Work instructions: Using the records provided below, locate and copy each line that contains the word "structure".

Records shown:
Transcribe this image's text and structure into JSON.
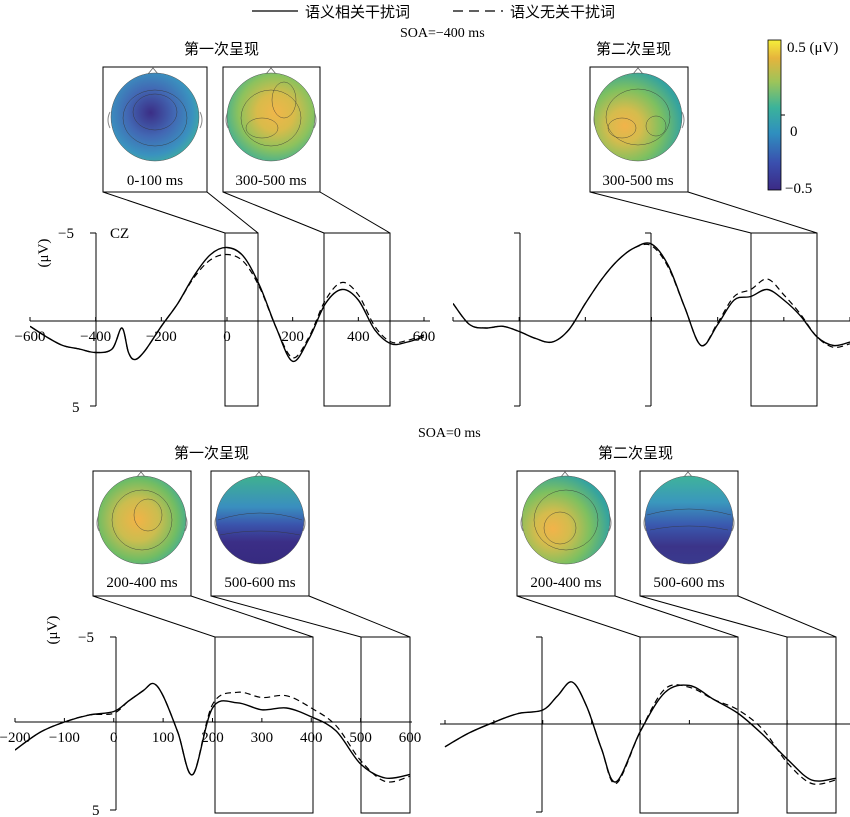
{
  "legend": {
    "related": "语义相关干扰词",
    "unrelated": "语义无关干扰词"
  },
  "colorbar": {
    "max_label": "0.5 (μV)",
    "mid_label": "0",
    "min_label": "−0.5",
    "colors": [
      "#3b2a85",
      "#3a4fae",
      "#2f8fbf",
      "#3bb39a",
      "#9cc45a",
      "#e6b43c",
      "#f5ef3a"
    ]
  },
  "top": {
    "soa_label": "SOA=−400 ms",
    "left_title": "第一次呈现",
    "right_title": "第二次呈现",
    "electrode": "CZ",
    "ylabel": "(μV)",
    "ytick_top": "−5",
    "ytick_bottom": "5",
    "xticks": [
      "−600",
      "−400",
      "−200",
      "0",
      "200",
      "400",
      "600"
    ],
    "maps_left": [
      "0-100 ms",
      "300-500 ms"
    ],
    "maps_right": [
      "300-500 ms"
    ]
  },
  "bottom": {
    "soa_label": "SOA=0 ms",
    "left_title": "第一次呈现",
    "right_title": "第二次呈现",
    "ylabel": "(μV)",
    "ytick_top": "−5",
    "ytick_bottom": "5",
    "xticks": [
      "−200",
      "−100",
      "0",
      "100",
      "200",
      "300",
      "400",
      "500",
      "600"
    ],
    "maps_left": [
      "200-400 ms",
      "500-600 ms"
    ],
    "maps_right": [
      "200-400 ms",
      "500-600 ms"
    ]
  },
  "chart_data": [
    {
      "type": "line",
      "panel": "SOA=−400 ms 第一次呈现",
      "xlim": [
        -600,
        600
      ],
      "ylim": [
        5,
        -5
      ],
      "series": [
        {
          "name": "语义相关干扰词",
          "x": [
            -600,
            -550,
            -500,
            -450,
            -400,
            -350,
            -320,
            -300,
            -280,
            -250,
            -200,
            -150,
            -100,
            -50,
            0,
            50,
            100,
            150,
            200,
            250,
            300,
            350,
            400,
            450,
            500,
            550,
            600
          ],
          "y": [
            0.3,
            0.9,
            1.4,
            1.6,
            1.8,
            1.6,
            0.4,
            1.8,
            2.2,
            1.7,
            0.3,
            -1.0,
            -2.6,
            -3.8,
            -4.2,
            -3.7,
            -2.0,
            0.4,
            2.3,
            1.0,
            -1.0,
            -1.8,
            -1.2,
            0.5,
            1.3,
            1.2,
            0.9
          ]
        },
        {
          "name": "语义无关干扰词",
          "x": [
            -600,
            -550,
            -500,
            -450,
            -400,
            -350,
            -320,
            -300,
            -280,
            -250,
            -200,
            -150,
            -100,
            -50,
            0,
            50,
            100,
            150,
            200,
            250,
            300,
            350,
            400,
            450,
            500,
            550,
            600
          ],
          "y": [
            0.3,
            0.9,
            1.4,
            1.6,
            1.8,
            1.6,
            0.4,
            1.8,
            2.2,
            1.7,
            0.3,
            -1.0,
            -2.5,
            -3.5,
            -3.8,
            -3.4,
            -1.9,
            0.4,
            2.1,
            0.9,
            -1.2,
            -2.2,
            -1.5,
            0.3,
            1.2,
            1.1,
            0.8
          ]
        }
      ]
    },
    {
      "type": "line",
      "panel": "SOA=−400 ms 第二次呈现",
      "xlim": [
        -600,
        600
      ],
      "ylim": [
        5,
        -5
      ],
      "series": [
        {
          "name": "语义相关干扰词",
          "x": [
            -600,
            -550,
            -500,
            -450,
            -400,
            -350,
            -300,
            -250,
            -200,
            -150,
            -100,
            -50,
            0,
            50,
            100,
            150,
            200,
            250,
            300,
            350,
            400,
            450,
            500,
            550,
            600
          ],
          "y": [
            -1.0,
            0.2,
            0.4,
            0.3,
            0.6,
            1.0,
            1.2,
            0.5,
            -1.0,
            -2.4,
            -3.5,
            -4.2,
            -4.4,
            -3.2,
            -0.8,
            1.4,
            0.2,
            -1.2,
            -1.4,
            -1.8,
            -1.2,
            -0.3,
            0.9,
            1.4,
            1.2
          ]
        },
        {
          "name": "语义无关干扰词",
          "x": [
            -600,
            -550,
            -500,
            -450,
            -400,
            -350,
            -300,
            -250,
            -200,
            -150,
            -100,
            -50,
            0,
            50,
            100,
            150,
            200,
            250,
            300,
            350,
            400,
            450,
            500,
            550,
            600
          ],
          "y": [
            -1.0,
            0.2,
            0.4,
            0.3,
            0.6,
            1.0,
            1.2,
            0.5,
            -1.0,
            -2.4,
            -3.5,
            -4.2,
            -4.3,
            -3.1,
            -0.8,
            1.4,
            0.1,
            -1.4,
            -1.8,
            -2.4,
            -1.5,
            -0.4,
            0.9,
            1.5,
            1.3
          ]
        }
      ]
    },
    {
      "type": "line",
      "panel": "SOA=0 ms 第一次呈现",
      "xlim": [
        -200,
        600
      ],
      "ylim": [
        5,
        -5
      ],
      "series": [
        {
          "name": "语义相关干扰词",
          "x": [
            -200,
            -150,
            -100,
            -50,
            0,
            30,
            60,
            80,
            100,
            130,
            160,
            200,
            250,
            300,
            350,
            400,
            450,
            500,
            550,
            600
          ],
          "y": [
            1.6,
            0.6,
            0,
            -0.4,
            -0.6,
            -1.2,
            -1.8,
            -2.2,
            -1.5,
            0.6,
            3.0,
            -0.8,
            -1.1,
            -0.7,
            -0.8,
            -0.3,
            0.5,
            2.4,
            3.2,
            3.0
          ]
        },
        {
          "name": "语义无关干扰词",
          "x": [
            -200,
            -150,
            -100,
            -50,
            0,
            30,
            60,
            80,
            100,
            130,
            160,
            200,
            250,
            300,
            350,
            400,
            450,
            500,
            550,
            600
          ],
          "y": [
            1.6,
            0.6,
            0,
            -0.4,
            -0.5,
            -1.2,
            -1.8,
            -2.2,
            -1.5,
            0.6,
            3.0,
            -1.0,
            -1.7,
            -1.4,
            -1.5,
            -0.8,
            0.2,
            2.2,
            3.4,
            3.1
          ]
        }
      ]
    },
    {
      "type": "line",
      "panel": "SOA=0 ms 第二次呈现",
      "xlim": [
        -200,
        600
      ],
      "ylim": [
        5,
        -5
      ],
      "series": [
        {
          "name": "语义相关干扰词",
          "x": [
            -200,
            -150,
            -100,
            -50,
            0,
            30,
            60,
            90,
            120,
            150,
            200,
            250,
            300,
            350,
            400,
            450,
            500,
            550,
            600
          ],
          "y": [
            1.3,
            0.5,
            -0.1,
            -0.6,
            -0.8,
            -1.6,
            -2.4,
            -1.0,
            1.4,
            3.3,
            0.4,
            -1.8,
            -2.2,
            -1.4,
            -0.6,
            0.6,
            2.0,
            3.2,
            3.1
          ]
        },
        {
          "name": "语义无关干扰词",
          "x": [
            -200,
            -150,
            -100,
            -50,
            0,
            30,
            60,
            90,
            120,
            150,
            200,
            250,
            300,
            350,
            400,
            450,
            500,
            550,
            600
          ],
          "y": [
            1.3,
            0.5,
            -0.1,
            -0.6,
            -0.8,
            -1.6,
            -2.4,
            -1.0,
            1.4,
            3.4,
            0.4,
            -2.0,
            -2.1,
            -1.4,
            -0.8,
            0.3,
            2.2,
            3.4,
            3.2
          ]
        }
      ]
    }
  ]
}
...
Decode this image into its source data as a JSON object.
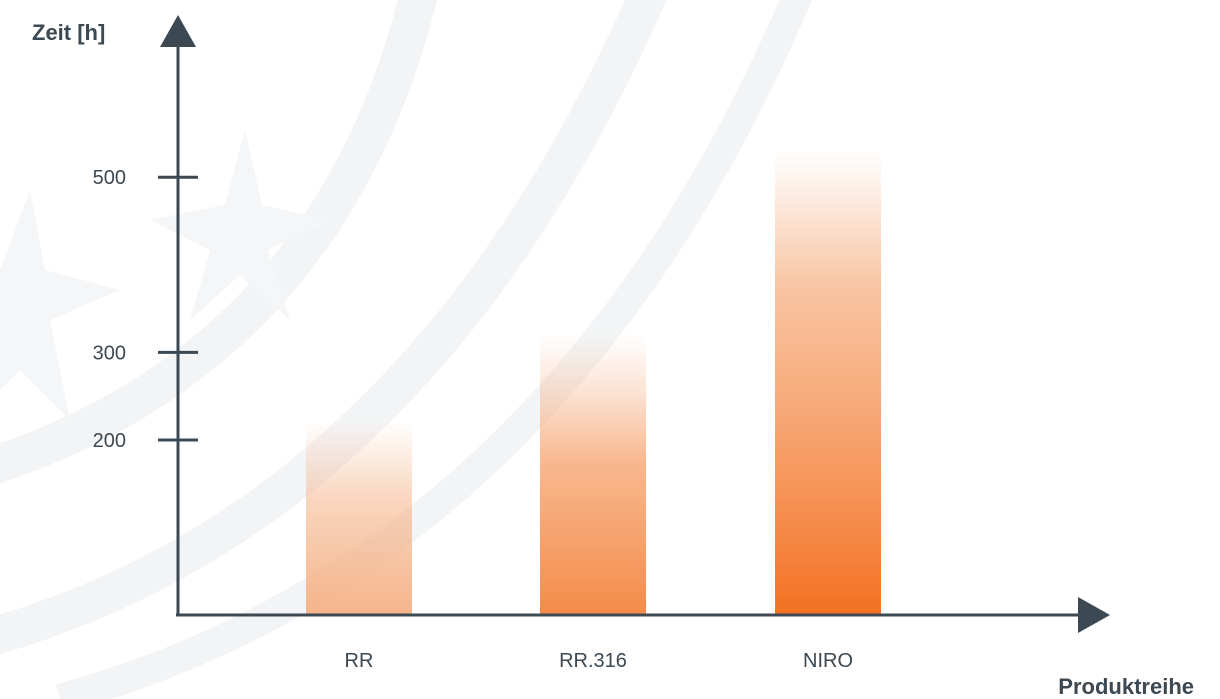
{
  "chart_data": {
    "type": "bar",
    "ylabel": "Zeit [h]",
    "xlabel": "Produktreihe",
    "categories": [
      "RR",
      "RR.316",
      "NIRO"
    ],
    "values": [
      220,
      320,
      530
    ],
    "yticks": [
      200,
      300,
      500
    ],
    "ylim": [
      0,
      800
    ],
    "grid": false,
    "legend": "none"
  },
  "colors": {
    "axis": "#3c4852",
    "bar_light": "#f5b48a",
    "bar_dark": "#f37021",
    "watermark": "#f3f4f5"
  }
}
==
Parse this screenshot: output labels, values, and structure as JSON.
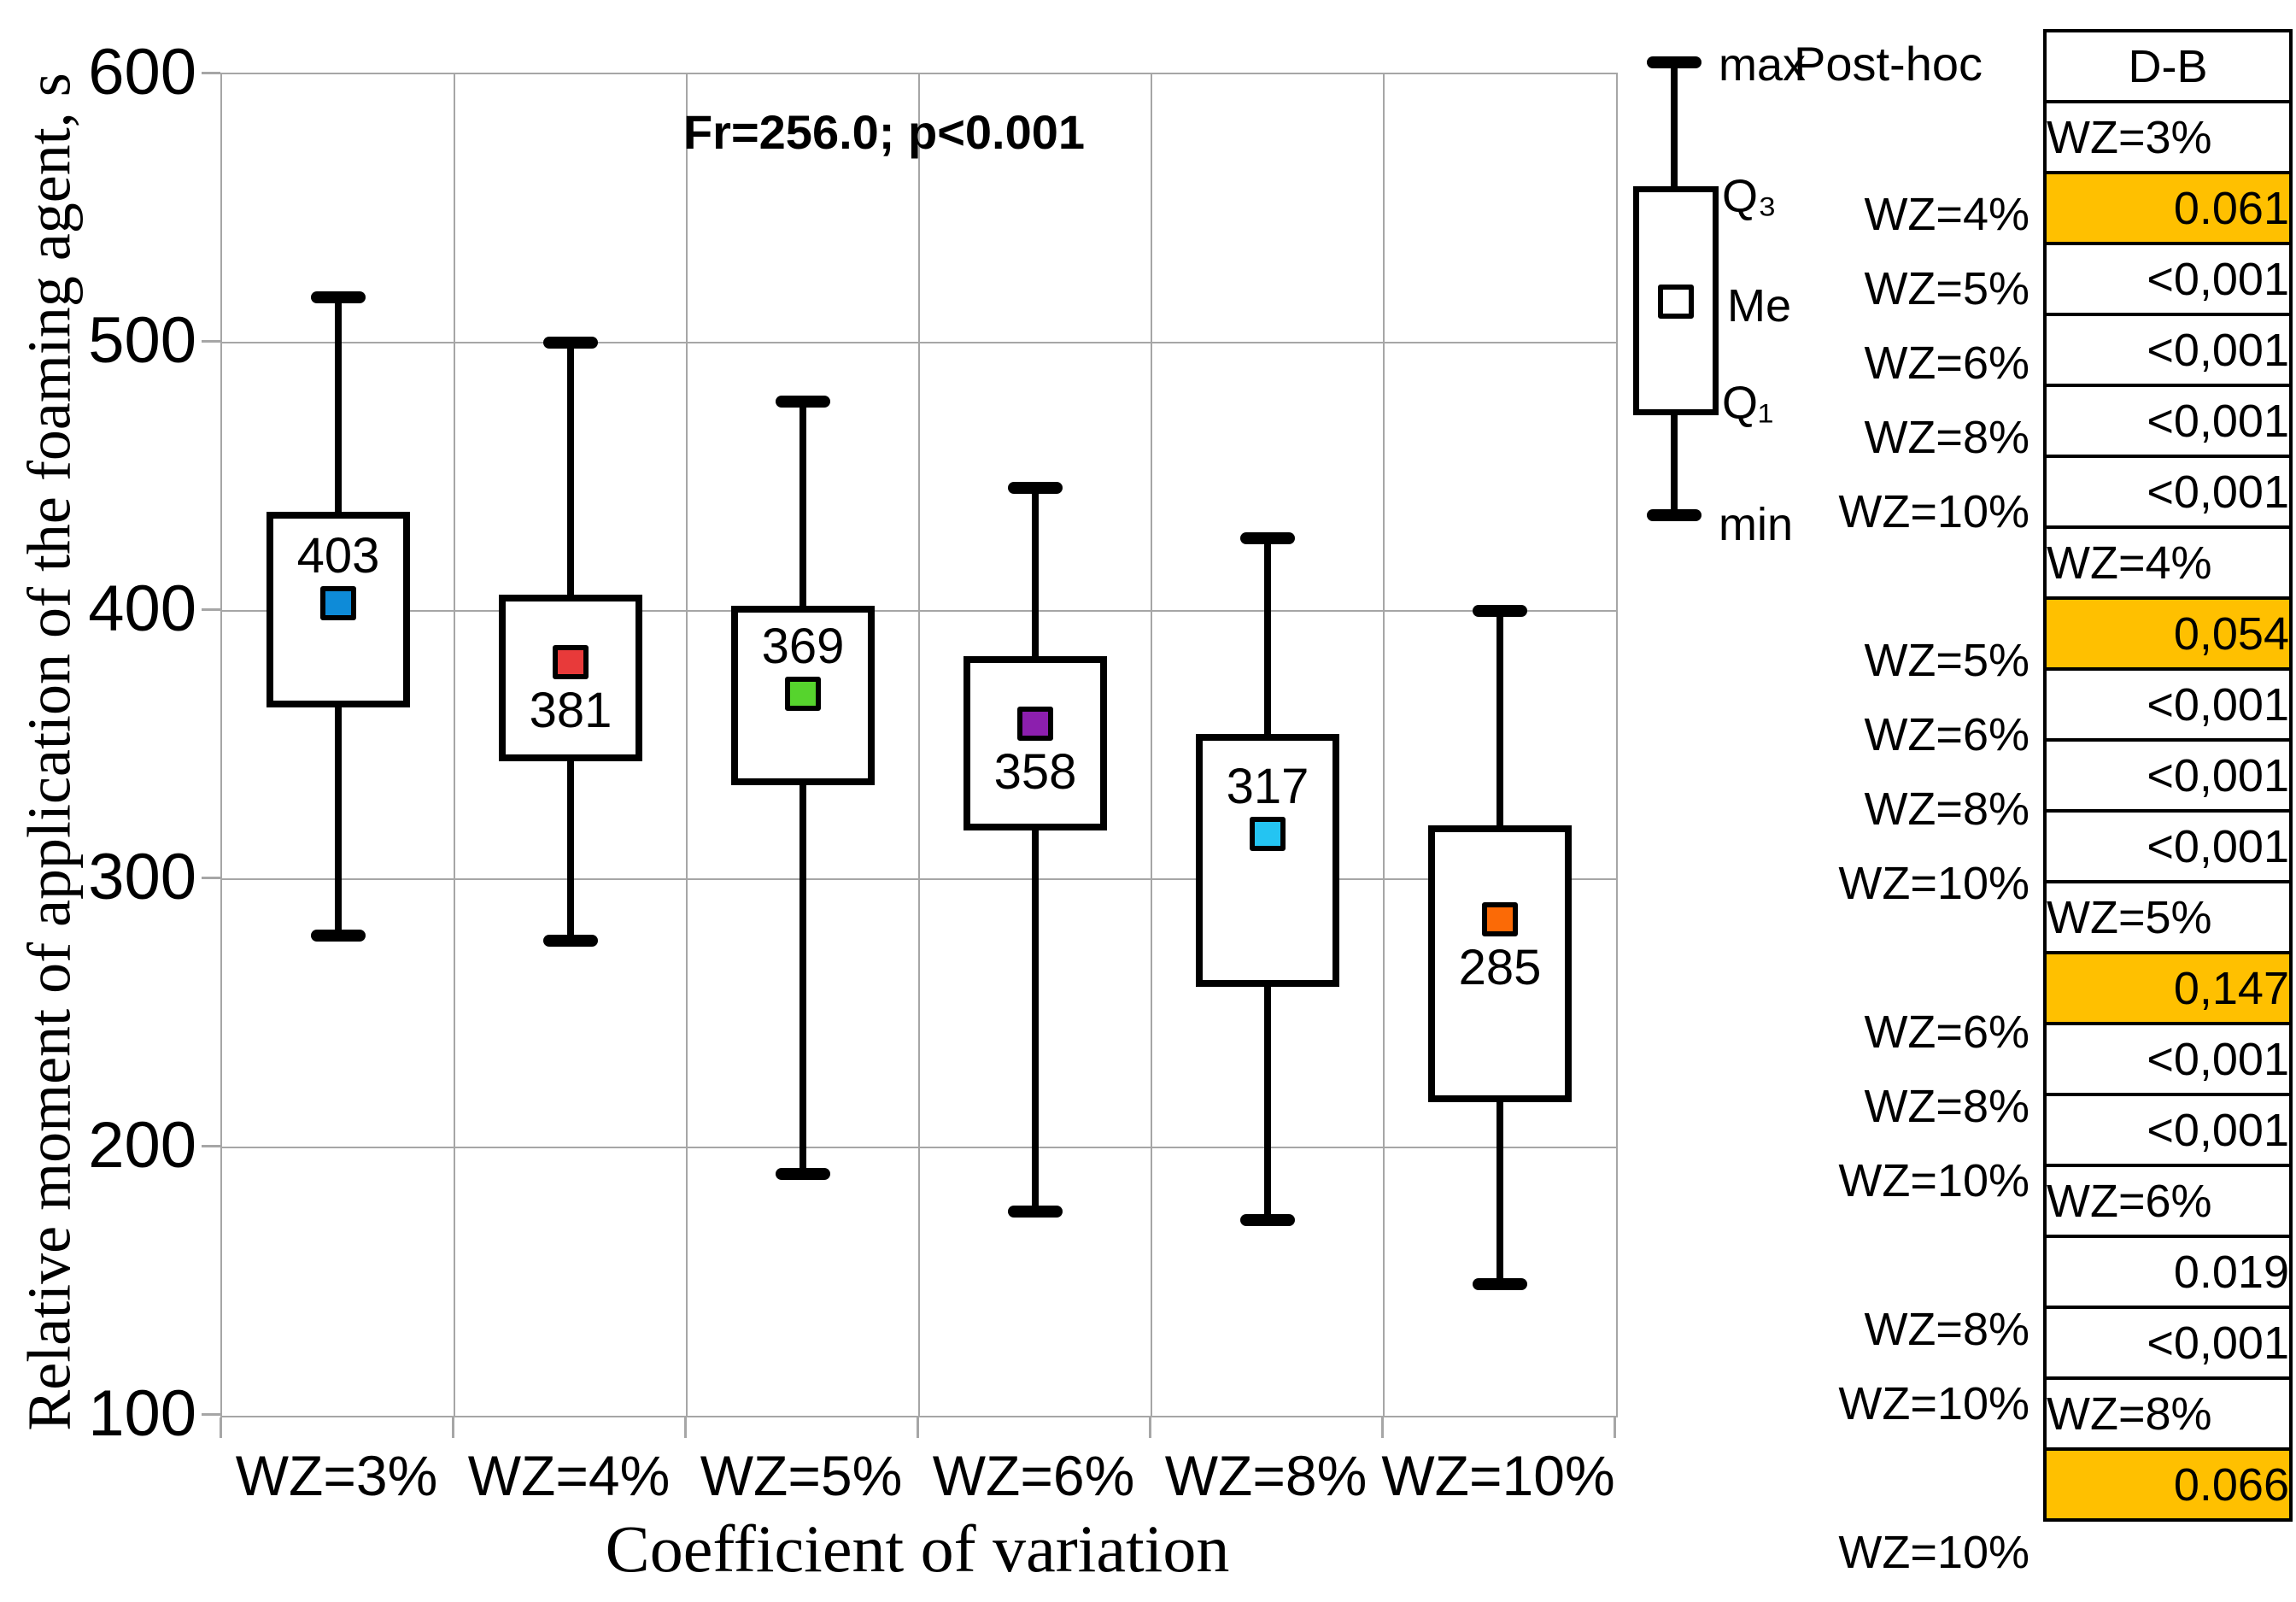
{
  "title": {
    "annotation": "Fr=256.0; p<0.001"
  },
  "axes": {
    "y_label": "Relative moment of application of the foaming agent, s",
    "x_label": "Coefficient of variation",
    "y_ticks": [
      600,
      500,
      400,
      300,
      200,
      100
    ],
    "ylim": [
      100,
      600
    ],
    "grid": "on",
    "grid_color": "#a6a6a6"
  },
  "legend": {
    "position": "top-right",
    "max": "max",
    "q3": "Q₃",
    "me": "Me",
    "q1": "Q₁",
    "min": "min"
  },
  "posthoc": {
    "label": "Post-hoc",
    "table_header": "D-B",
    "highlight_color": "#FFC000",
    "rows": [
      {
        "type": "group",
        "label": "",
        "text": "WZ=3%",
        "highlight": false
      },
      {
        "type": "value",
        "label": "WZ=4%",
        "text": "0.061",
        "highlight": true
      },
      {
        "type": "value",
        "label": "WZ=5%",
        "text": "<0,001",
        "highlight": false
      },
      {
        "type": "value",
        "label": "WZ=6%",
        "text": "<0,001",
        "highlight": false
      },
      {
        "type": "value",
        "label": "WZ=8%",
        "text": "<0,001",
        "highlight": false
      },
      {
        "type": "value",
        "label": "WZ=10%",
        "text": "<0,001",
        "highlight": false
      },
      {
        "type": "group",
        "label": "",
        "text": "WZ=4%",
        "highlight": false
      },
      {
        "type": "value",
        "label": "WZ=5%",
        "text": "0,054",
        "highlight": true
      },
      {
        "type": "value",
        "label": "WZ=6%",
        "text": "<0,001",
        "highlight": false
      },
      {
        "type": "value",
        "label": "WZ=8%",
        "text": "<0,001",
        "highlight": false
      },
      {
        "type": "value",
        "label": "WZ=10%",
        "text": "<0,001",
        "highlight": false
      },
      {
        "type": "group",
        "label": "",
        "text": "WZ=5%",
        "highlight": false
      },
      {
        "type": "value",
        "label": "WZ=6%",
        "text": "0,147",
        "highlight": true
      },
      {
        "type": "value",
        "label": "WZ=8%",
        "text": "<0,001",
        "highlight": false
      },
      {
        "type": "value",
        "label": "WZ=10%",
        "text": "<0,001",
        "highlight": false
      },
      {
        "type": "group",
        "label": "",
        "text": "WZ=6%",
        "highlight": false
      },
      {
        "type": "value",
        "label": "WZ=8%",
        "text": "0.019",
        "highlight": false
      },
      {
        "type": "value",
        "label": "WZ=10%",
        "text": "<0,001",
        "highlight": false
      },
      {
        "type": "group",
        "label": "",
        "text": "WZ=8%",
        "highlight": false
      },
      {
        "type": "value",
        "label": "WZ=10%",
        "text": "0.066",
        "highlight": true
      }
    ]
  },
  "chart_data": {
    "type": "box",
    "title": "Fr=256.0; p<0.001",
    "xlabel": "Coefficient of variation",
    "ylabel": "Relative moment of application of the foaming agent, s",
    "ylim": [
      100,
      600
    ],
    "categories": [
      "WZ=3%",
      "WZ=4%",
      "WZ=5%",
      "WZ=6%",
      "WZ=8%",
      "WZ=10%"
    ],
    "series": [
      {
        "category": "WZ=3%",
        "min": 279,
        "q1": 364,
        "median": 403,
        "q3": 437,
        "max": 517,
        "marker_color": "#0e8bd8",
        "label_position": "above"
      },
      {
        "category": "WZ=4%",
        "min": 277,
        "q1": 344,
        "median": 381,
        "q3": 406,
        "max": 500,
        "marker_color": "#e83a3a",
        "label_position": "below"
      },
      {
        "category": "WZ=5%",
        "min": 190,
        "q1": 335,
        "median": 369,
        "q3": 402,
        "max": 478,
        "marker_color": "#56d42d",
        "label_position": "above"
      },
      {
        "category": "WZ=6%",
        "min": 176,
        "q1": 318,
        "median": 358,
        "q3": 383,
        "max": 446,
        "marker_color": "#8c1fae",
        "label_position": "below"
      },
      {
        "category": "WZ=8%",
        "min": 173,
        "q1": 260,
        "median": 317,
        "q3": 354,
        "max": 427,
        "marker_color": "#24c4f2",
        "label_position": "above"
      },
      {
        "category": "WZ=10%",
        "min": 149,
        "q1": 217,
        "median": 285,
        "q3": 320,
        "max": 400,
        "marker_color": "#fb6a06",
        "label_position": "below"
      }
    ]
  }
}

Solution:
Transcribe this image's text and structure into JSON.
Parse this screenshot: output labels, values, and structure as JSON.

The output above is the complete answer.